Set task ▸
Track down every line below that holds "tình" and copy it.

◇ ◇ ◇

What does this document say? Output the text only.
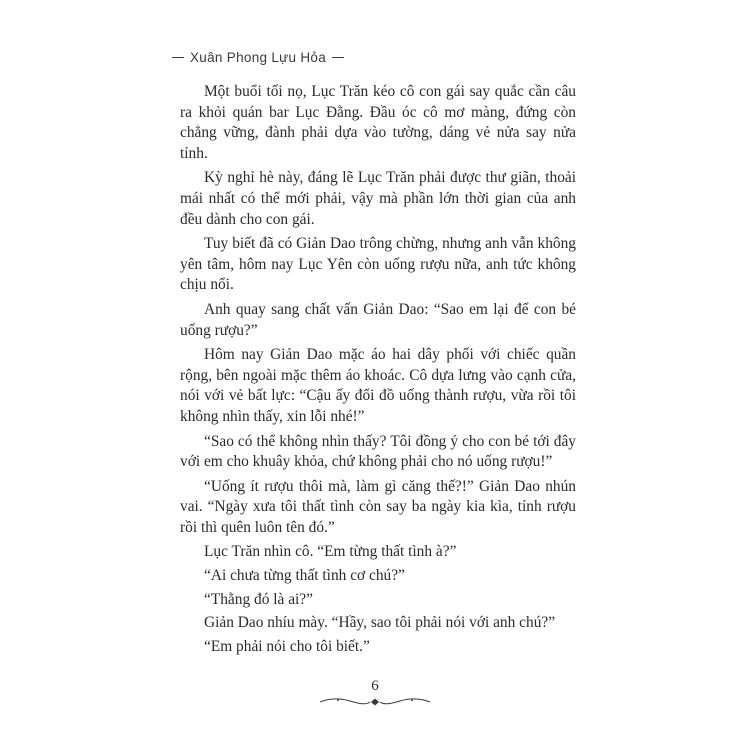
Xuân Phong Lựu Hỏa

Một buổi tối nọ, Lục Trăn kéo cô con gái say quắc cần câu ra khỏi quán bar Lục Đằng. Đầu óc cô mơ màng, đứng còn chẳng vững, đành phải dựa vào tường, dáng vẻ nửa say nửa tỉnh.

Kỳ nghỉ hè này, đáng lẽ Lục Trăn phải được thư giãn, thoải mái nhất có thể mới phải, vậy mà phần lớn thời gian của anh đều dành cho con gái.

Tuy biết đã có Giản Dao trông chừng, nhưng anh vẫn không yên tâm, hôm nay Lục Yên còn uống rượu nữa, anh tức không chịu nổi.

Anh quay sang chất vấn Giản Dao: “Sao em lại để con bé uống rượu?”

Hôm nay Giản Dao mặc áo hai dây phối với chiếc quần rộng, bên ngoài mặc thêm áo khoác. Cô dựa lưng vào cạnh cửa, nói với vẻ bất lực: “Cậu ấy đổi đồ uống thành rượu, vừa rồi tôi không nhìn thấy, xin lỗi nhé!”

“Sao có thể không nhìn thấy? Tôi đồng ý cho con bé tới đây với em cho khuây khỏa, chứ không phải cho nó uống rượu!”

“Uống ít rượu thôi mà, làm gì căng thế?!” Giản Dao nhún vai. “Ngày xưa tôi thất tình còn say ba ngày kia kìa, tỉnh rượu rồi thì quên luôn tên đó.”

Lục Trăn nhìn cô. “Em từng thất tình à?”

“Ai chưa từng thất tình cơ chú?”

“Thằng đó là ai?”

Giản Dao nhíu mày. “Hầy, sao tôi phải nói với anh chú?”

“Em phải nói cho tôi biết.”

6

◇ ◇ ◇

Correct result ▸
“Uống ít rượu thôi mà, làm gì căng thế?!” Giản Dao nhún vai. “Ngày xưa tôi thất tình còn say ba ngày kia kìa, tỉnh rượu rồi thì quên luôn tên đó.”
Lục Trăn nhìn cô. “Em từng thất tình à?”
“Ai chưa từng thất tình cơ chú?”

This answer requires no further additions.